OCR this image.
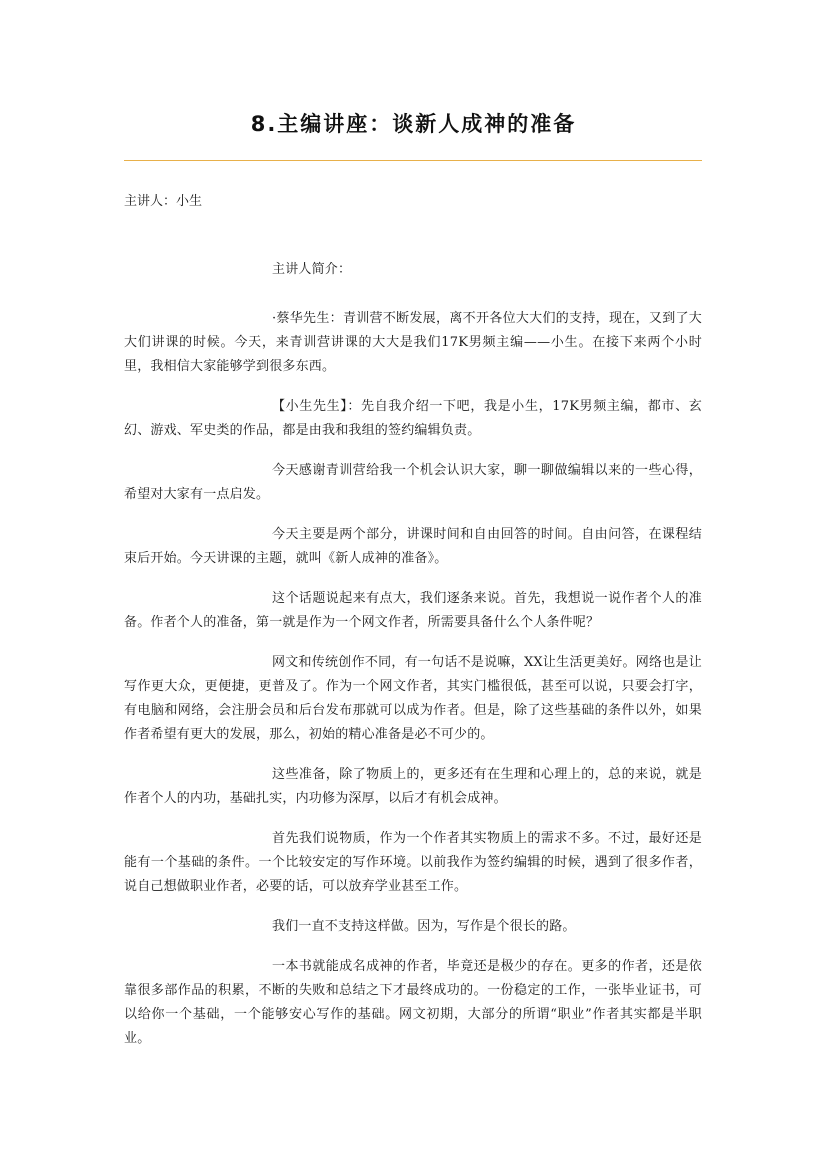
8.主编讲座：谈新人成神的准备

主讲人：小生

主讲人简介：

·蔡华先生：青训营不断发展，离不开各位大大们的支持，现在，又到了大大们讲课的时候。今天，来青训营讲课的大大是我们17K男频主编——小生。在接下来两个小时里，我相信大家能够学到很多东西。

【小生先生】：先自我介绍一下吧，我是小生，17K男频主编，都市、玄幻、游戏、军史类的作品，都是由我和我组的签约编辑负责。

今天感谢青训营给我一个机会认识大家，聊一聊做编辑以来的一些心得，希望对大家有一点启发。

今天主要是两个部分，讲课时间和自由回答的时间。自由问答，在课程结束后开始。今天讲课的主题，就叫《新人成神的准备》。

这个话题说起来有点大，我们逐条来说。首先，我想说一说作者个人的准备。作者个人的准备，第一就是作为一个网文作者，所需要具备什么个人条件呢？

网文和传统创作不同，有一句话不是说嘛，XX让生活更美好。网络也是让写作更大众，更便捷，更普及了。作为一个网文作者，其实门槛很低，甚至可以说，只要会打字，有电脑和网络，会注册会员和后台发布那就可以成为作者。但是，除了这些基础的条件以外，如果作者希望有更大的发展，那么，初始的精心准备是必不可少的。

这些准备，除了物质上的，更多还有在生理和心理上的，总的来说，就是作者个人的内功，基础扎实，内功修为深厚，以后才有机会成神。

首先我们说物质，作为一个作者其实物质上的需求不多。不过，最好还是能有一个基础的条件。一个比较安定的写作环境。以前我作为签约编辑的时候，遇到了很多作者，说自己想做职业作者，必要的话，可以放弃学业甚至工作。

我们一直不支持这样做。因为，写作是个很长的路。

一本书就能成名成神的作者，毕竟还是极少的存在。更多的作者，还是依靠很多部作品的积累，不断的失败和总结之下才最终成功的。一份稳定的工作，一张毕业证书，可以给你一个基础，一个能够安心写作的基础。网文初期，大部分的所谓“职业”作者其实都是半职业。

____________

◆ **What is needed**:
Give every line back word for word and leave the pictures out.

◆ **Worked answer**:
OCR this image.
8.主编讲座：谈新人成神的准备

主讲人：小生

主讲人简介：

·蔡华先生：青训营不断发展，离不开各位大大们的支持，现在，又到了大大们讲课的时候。今天，来青训营讲课的大大是我们17K男频主编——小生。在接下来两个小时里，我相信大家能够学到很多东西。

【小生先生】：先自我介绍一下吧，我是小生，17K男频主编，都市、玄幻、游戏、军史类的作品，都是由我和我组的签约编辑负责。

今天感谢青训营给我一个机会认识大家，聊一聊做编辑以来的一些心得，希望对大家有一点启发。

今天主要是两个部分，讲课时间和自由回答的时间。自由问答，在课程结束后开始。今天讲课的主题，就叫《新人成神的准备》。

这个话题说起来有点大，我们逐条来说。首先，我想说一说作者个人的准备。作者个人的准备，第一就是作为一个网文作者，所需要具备什么个人条件呢？

网文和传统创作不同，有一句话不是说嘛，XX让生活更美好。网络也是让写作更大众，更便捷，更普及了。作为一个网文作者，其实门槛很低，甚至可以说，只要会打字，有电脑和网络，会注册会员和后台发布那就可以成为作者。但是，除了这些基础的条件以外，如果作者希望有更大的发展，那么，初始的精心准备是必不可少的。

这些准备，除了物质上的，更多还有在生理和心理上的，总的来说，就是作者个人的内功，基础扎实，内功修为深厚，以后才有机会成神。

首先我们说物质，作为一个作者其实物质上的需求不多。不过，最好还是能有一个基础的条件。一个比较安定的写作环境。以前我作为签约编辑的时候，遇到了很多作者，说自己想做职业作者，必要的话，可以放弃学业甚至工作。

我们一直不支持这样做。因为，写作是个很长的路。

一本书就能成名成神的作者，毕竟还是极少的存在。更多的作者，还是依靠很多部作品的积累，不断的失败和总结之下才最终成功的。一份稳定的工作，一张毕业证书，可以给你一个基础，一个能够安心写作的基础。网文初期，大部分的所谓“职业”作者其实都是半职业。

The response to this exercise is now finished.